Data records
▼▼▼

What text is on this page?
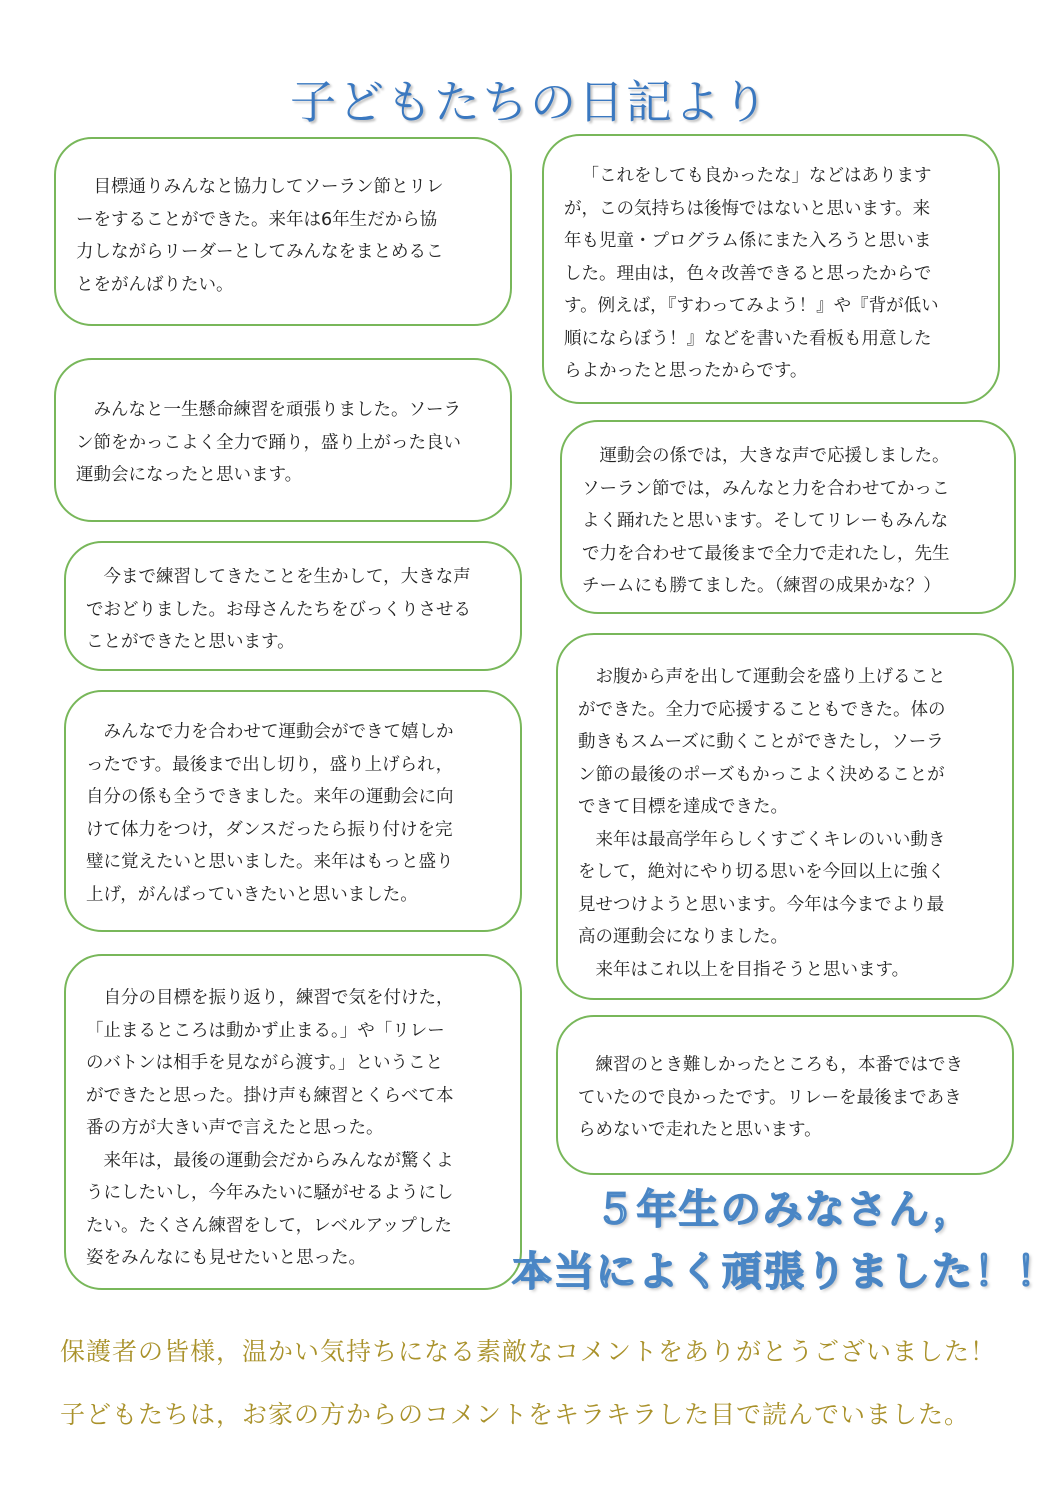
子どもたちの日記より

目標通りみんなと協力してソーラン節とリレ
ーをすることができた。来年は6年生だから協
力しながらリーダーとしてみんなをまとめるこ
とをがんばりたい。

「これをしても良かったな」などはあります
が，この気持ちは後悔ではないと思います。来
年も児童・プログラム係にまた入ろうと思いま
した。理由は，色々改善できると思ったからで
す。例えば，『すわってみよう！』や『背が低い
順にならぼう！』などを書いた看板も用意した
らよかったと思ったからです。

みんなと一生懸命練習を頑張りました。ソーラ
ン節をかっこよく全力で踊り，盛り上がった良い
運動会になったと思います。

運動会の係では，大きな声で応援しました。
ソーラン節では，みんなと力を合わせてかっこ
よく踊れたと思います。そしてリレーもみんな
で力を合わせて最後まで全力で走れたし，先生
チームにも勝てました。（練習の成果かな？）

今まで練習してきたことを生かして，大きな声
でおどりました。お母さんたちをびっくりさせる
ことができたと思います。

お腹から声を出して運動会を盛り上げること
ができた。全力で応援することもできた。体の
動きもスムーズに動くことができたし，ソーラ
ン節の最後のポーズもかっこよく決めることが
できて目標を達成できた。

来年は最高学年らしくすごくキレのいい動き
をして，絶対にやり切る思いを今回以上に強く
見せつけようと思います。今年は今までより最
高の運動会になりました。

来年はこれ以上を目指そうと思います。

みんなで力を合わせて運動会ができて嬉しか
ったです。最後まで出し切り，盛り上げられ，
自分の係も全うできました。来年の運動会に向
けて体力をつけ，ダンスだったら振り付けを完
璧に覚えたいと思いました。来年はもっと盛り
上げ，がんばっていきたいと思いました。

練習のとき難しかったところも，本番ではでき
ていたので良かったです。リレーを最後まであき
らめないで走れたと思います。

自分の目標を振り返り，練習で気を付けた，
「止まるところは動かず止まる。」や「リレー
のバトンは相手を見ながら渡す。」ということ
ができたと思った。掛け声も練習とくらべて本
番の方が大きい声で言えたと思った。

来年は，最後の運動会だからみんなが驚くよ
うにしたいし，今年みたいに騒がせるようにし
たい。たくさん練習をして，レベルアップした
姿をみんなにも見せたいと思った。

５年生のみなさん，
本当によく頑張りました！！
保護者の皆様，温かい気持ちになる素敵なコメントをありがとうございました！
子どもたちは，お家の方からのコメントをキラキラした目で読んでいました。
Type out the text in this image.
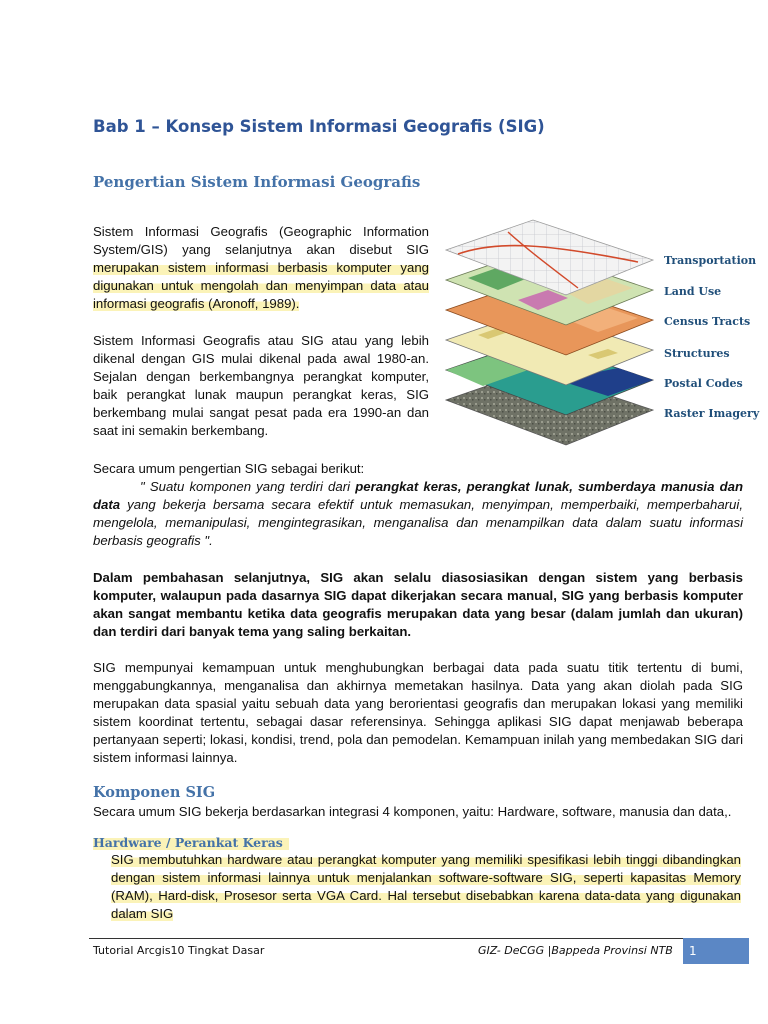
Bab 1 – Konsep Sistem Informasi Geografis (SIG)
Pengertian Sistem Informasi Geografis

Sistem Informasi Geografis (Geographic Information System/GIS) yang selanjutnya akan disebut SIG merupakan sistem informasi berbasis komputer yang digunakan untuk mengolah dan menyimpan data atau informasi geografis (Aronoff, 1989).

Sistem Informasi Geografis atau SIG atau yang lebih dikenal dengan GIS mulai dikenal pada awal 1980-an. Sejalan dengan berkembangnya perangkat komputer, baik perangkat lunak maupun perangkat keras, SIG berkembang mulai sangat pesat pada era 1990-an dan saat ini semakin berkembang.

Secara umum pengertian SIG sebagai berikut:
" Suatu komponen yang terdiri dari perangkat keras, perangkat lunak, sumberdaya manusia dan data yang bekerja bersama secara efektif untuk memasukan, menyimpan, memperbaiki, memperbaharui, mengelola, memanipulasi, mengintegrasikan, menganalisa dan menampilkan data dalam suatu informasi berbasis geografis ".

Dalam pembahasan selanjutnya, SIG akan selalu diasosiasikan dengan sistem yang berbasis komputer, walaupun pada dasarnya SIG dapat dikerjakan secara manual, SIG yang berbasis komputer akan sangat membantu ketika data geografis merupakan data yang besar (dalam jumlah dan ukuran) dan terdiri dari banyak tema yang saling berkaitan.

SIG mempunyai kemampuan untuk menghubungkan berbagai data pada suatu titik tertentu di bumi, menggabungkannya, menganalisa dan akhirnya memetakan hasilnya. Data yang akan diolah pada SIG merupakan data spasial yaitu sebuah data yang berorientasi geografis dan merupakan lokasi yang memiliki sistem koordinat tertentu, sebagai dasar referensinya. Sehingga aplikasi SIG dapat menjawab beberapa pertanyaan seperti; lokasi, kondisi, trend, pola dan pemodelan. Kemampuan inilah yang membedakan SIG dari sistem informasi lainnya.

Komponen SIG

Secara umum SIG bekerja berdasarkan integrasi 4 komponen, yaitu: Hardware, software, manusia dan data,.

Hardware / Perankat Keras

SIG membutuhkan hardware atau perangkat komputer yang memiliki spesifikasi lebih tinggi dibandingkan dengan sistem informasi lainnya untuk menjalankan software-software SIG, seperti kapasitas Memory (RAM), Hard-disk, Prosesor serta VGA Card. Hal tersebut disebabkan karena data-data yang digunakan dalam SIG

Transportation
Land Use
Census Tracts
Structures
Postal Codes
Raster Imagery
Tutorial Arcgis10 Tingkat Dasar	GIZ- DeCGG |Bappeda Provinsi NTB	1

▲▲▲

→ Stated problem: Copy out each line in the listing that has the word "digunakan".

→ Written answer:
Sistem Informasi Geografis (Geographic Information System/GIS) yang selanjutnya akan disebut SIG merupakan sistem informasi berbasis komputer yang digunakan untuk mengolah dan menyimpan data atau informasi geografis (Aronoff, 1989).
SIG membutuhkan hardware atau perangkat komputer yang memiliki spesifikasi lebih tinggi dibandingkan dengan sistem informasi lainnya untuk menjalankan software-software SIG, seperti kapasitas Memory (RAM), Hard-disk, Prosesor serta VGA Card. Hal tersebut disebabkan karena data-data yang digunakan dalam SIG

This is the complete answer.